## Exercise
Go through the lines below. Copy those with "semi".

## Working data
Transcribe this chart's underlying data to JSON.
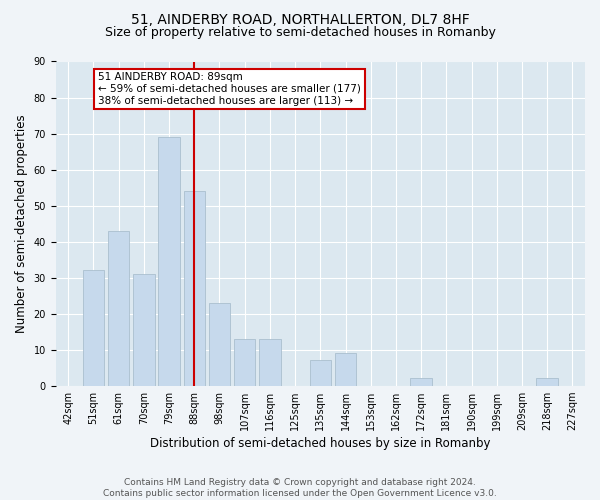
{
  "title": "51, AINDERBY ROAD, NORTHALLERTON, DL7 8HF",
  "subtitle": "Size of property relative to semi-detached houses in Romanby",
  "xlabel": "Distribution of semi-detached houses by size in Romanby",
  "ylabel": "Number of semi-detached properties",
  "categories": [
    "42sqm",
    "51sqm",
    "61sqm",
    "70sqm",
    "79sqm",
    "88sqm",
    "98sqm",
    "107sqm",
    "116sqm",
    "125sqm",
    "135sqm",
    "144sqm",
    "153sqm",
    "162sqm",
    "172sqm",
    "181sqm",
    "190sqm",
    "199sqm",
    "209sqm",
    "218sqm",
    "227sqm"
  ],
  "values": [
    0,
    32,
    43,
    31,
    69,
    54,
    23,
    13,
    13,
    0,
    7,
    9,
    0,
    0,
    2,
    0,
    0,
    0,
    0,
    2,
    0
  ],
  "bar_color": "#c6d9ec",
  "bar_edge_color": "#aabfcf",
  "vline_x_idx": 5,
  "vline_color": "#cc0000",
  "annotation_text": "51 AINDERBY ROAD: 89sqm\n← 59% of semi-detached houses are smaller (177)\n38% of semi-detached houses are larger (113) →",
  "annotation_box_color": "#cc0000",
  "annotation_bg": "#ffffff",
  "ylim": [
    0,
    90
  ],
  "yticks": [
    0,
    10,
    20,
    30,
    40,
    50,
    60,
    70,
    80,
    90
  ],
  "footer": "Contains HM Land Registry data © Crown copyright and database right 2024.\nContains public sector information licensed under the Open Government Licence v3.0.",
  "bg_color": "#f0f4f8",
  "plot_bg_color": "#dce8f0",
  "grid_color": "#ffffff",
  "title_fontsize": 10,
  "subtitle_fontsize": 9,
  "xlabel_fontsize": 8.5,
  "ylabel_fontsize": 8.5,
  "tick_fontsize": 7,
  "footer_fontsize": 6.5,
  "ann_fontsize": 7.5
}
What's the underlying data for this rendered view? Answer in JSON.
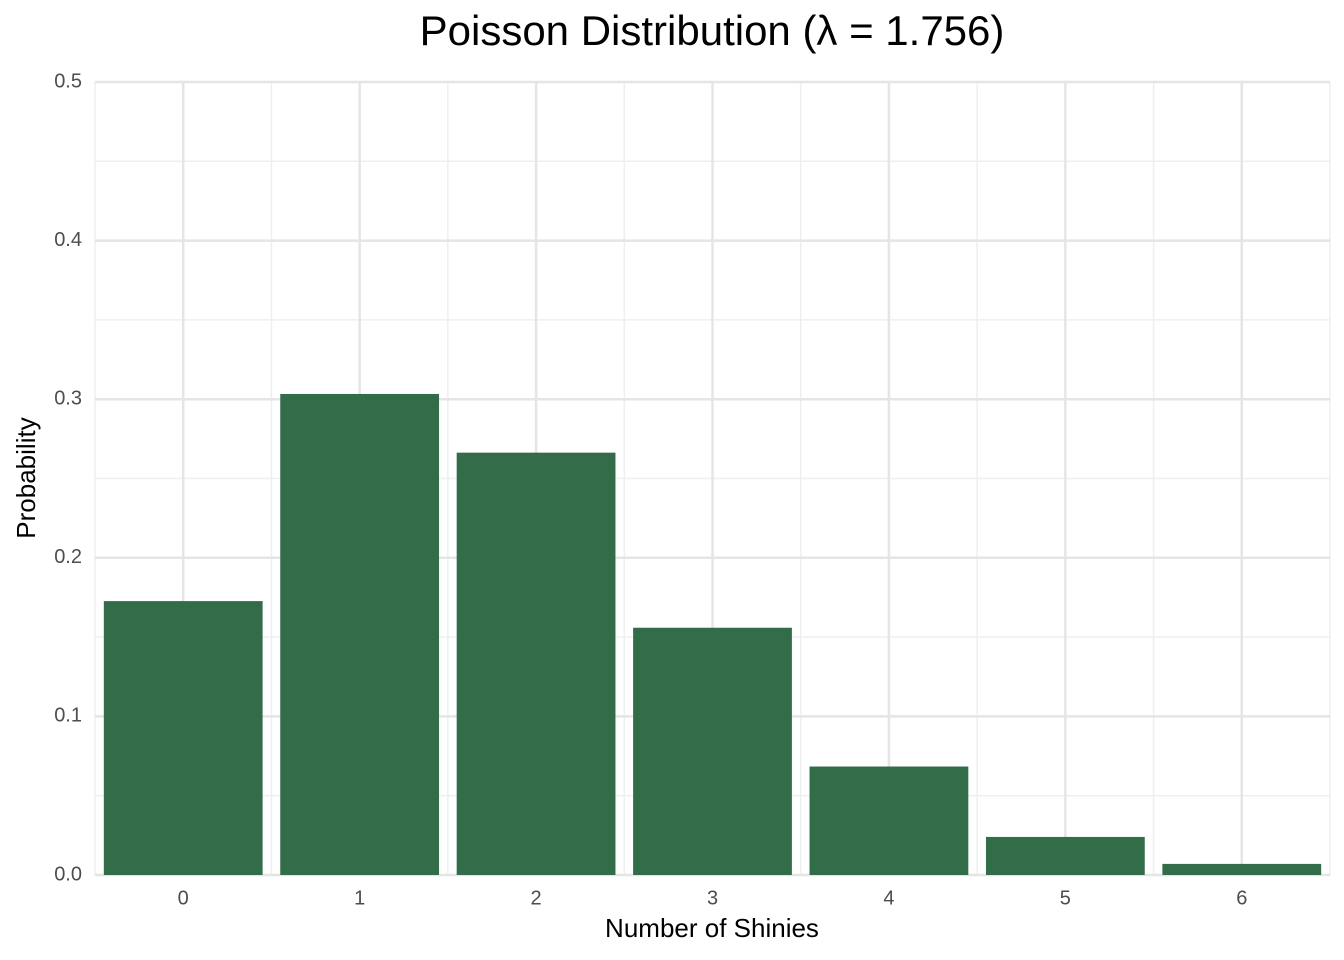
{
  "chart_data": {
    "type": "bar",
    "title": "Poisson Distribution (λ = 1.756)",
    "x_label": "Number of Shinies",
    "y_label": "Probability",
    "categories": [
      "0",
      "1",
      "2",
      "3",
      "4",
      "5",
      "6"
    ],
    "values": [
      0.1727,
      0.3033,
      0.2663,
      0.1559,
      0.0684,
      0.024,
      0.007
    ],
    "color": "#336c48",
    "ylim": [
      0,
      0.5
    ],
    "yticks": [
      {
        "value": 0,
        "label": "0.0"
      },
      0.1,
      0.2,
      0.3,
      0.4,
      0.5
    ],
    "minor_yticks": [
      0.05,
      0.15,
      0.25,
      0.35,
      0.45
    ],
    "grid": true
  }
}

## Solution to the problem
  "subtitle": "Size of property relative to semi-detached houses in Romanby",
  "xlabel": "Distribution of semi-detached houses by size in Romanby",
  "ylabel": "Number of semi-detached properties",
  "annotation_text": "51 AINDERBY ROAD: 89sqm\n← 59% of semi-detached houses are smaller (177)\n38% of semi-detached houses are larger (113) →",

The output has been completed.